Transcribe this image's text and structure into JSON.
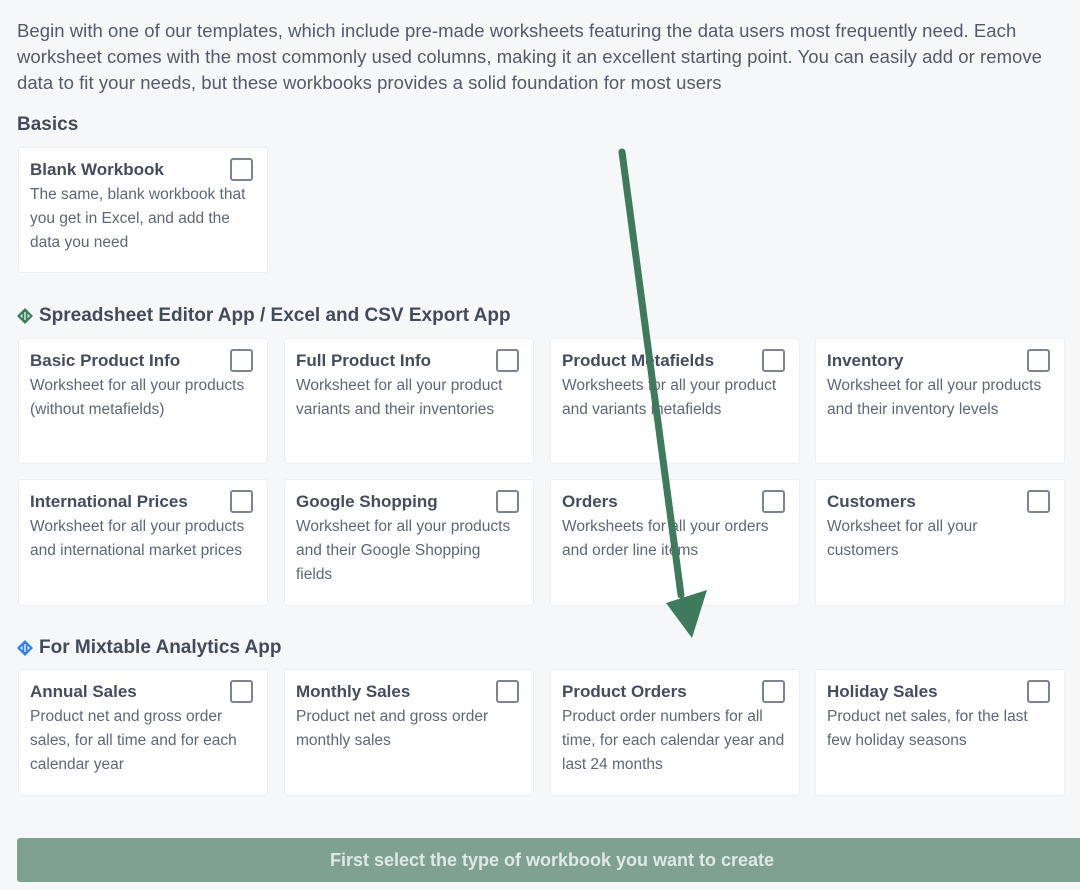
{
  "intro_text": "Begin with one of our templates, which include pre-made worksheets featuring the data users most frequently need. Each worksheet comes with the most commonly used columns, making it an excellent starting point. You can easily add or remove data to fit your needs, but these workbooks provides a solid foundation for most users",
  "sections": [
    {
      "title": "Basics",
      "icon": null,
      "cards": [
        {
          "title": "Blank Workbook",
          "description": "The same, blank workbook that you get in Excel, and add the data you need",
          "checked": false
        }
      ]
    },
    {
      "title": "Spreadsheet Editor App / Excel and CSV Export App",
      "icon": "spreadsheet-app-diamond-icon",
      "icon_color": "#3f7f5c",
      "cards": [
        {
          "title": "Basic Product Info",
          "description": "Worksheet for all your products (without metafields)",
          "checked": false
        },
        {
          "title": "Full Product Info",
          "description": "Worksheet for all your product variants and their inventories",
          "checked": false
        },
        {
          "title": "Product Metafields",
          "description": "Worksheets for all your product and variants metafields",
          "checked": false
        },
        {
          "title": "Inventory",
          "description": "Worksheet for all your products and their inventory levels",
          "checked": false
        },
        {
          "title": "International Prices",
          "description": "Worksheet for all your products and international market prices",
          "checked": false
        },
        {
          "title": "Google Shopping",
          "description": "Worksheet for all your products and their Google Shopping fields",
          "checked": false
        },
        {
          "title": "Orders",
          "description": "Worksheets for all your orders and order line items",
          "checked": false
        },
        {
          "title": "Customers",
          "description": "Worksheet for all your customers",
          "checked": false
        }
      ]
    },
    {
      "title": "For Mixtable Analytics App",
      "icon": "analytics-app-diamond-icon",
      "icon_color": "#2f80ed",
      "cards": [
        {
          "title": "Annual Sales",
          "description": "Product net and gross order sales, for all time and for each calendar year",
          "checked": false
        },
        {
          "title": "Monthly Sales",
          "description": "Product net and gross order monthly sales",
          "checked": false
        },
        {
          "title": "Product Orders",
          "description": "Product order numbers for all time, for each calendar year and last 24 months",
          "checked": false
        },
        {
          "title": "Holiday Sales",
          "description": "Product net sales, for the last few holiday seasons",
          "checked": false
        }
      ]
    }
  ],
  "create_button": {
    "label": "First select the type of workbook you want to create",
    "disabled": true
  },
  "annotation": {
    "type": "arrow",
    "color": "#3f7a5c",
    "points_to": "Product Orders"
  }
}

Short problem: Find all lines where the word "products" appears. Copy them.

Result:
          "description": "Worksheet for all your products (without metafields)",
          "description": "Worksheet for all your products and their inventory levels",
          "description": "Worksheet for all your products and international market prices",
          "description": "Worksheet for all your products and their Google Shopping fields",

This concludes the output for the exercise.